## Instructions for the task
Reproduce verbatim the part of the discussion of dimensionality reduction methods below, starting from "The paper in" up to and including "to convince you.".

* start Text passage *

Furthermore, while speed is undoubtedly important, the quality of the embedding is paramount. Our work aims to achieve high-quality embeddings that serve the specific needs of the user, even if that means prioritizing aspects other than raw efficiency.
We also wish to highlight that in the code we provided, we also support non-parametric implementations that are compatible with both CPU and GPU, and can also achieve comparable scalability as other non-parametric GPU implementations.
From my experience, the methods that gain practical adoption are those that are straightforward to implement and easy for practitioners to grasp, minimizing the use of tricks and adhering to core principles. This is especially true in unsupervised learning, where evaluating model performance is difficult. While simplicity might come at the cost of slight performance trade-offs on the toy datasets often used in ML research, principled methods tend to perform better on real-world datasets encountered by practitioners.
We agree. PaCMAP’s loss function is much simpler than t-SNE’s or UMAPs. It performs better in our experiments, which you agree to be of “rich variety of datasets and metrics” and “make sense” in your review.
TSNE is a prime example, consistently delivering state-of-the-art results across a wide range of datasets. Similarly, LargeVis, which extends TSNE with negative sampling, is another method that is accessible to ML practitioners.
The paper in question takes the opposite approach, which is why I believe it does not contribute value to the field of dimensionality reduction.
There is clearly not much we can say to convince you.

* end Text passage *
* start Available data *

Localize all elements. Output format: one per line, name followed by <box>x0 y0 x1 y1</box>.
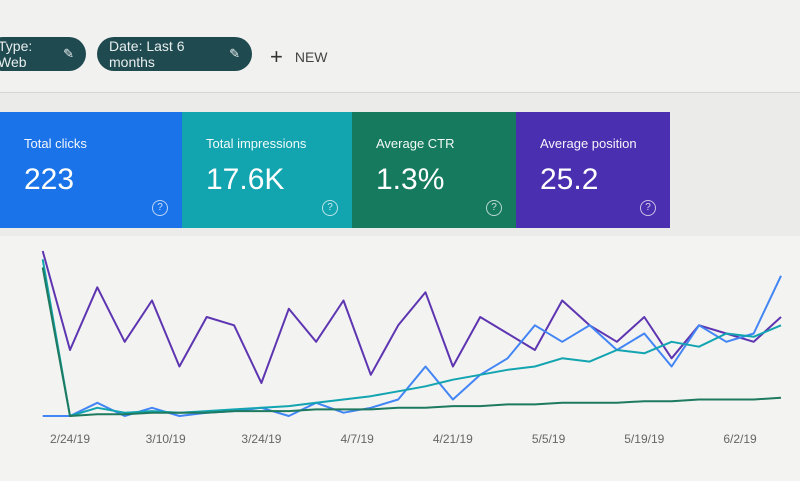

* end Available data *

## Written solution
The paper in question takes the opposite approach, which is why I believe it does not contribute value to the field of dimensionality reduction.
There is clearly not much we can say to convince you.